Collected data entries

================

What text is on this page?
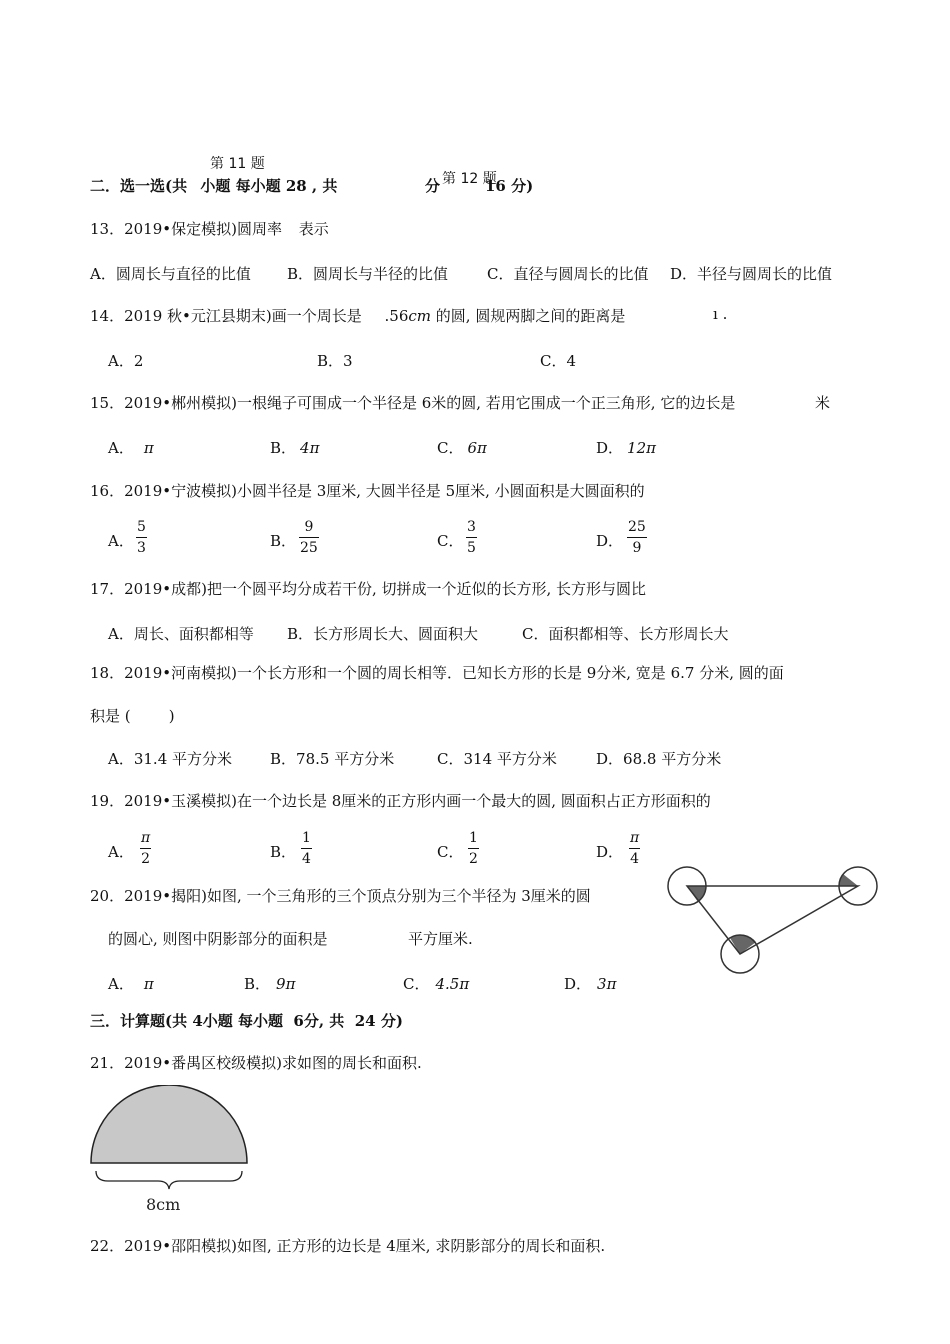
第 11 题
二．选一选(共 小题 每小题 28 , 共	分 第 12 题
16 分)
13．2019•保定模拟)圆周率 表示
A．圆周长与直径的比值 B．圆周长与半径的比值	C．直径与圆周长的比值 D．半径与圆周长的比值
14．2019 秋•元江县期末)画一个周长是 .56cm 的圆, 圆规两脚之间的距离是	ı .
A．2	B．3	C．4
15．2019•郴州模拟)一根绳子可围成一个半径是 6米的圆, 若用它围成一个正三角形, 它的边长是	米
A． π	B． 4π	C． 6π	D． 12π
16．2019•宁波模拟)小圆半径是 3厘米, 大圆半径是 5厘米, 小圆面积是大圆面积的
A．
5
3	B．
9
25	C．
3
5	D．
25
9
17．2019•成都)把一个圆平均分成若干份, 切拼成一个近似的长方形, 长方形与圆比
A．周长、面积都相等 B．长方形周长大、圆面积大	C．面积都相等、长方形周长大
18．2019•河南模拟)一个长方形和一个圆的周长相等．已知长方形的长是 9分米, 宽是 6.7 分米, 圆的面
积是 (        )
A．31.4 平方分米	B．78.5 平方分米	C．314 平方分米	D．68.8 平方分米
19．2019•玉溪模拟)在一个边长是 8厘米的正方形内画一个最大的圆, 圆面积占正方形面积的
A．
π
2	B．
1
4	C．
1
2	D．
π
4
20．2019•揭阳)如图, 一个三角形的三个顶点分别为三个半径为 3厘米的圆
的圆心, 则图中阴影部分的面积是	平方厘米.
A． π	B． 9π	C． 4.5π	D． 3π
三．计算题(共 4小题 每小题  6分, 共  24 分)
21．2019•番禺区校级模拟)求如图的周长和面积.
8cm
22．2019•邵阳模拟)如图, 正方形的边长是 4厘米, 求阴影部分的周长和面积.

================

> _Task goal_: Omit the pictures and output all of the other material exactly.

> _Response to the task_:
What text is on this page?
第 11 题
二．选一选(共 小题 每小题 28 , 共	分 第 12 题
16 分)
13．2019•保定模拟)圆周率 表示
A．圆周长与直径的比值 B．圆周长与半径的比值	C．直径与圆周长的比值 D．半径与圆周长的比值
14．2019 秋•元江县期末)画一个周长是 .56cm 的圆, 圆规两脚之间的距离是	ı .
A．2	B．3	C．4
15．2019•郴州模拟)一根绳子可围成一个半径是 6米的圆, 若用它围成一个正三角形, 它的边长是	米
A． π	B． 4π	C． 6π	D． 12π
16．2019•宁波模拟)小圆半径是 3厘米, 大圆半径是 5厘米, 小圆面积是大圆面积的
A．
5
3	B．
9
25	C．
3
5	D．
25
9
17．2019•成都)把一个圆平均分成若干份, 切拼成一个近似的长方形, 长方形与圆比
A．周长、面积都相等 B．长方形周长大、圆面积大	C．面积都相等、长方形周长大
18．2019•河南模拟)一个长方形和一个圆的周长相等．已知长方形的长是 9分米, 宽是 6.7 分米, 圆的面
积是 (        )
A．31.4 平方分米	B．78.5 平方分米	C．314 平方分米	D．68.8 平方分米
19．2019•玉溪模拟)在一个边长是 8厘米的正方形内画一个最大的圆, 圆面积占正方形面积的
A．
π
2	B．
1
4	C．
1
2	D．
π
4
20．2019•揭阳)如图, 一个三角形的三个顶点分别为三个半径为 3厘米的圆
的圆心, 则图中阴影部分的面积是	平方厘米.
A． π	B． 9π	C． 4.5π	D． 3π
三．计算题(共 4小题 每小题  6分, 共  24 分)
21．2019•番禺区校级模拟)求如图的周长和面积.
8cm
22．2019•邵阳模拟)如图, 正方形的边长是 4厘米, 求阴影部分的周长和面积.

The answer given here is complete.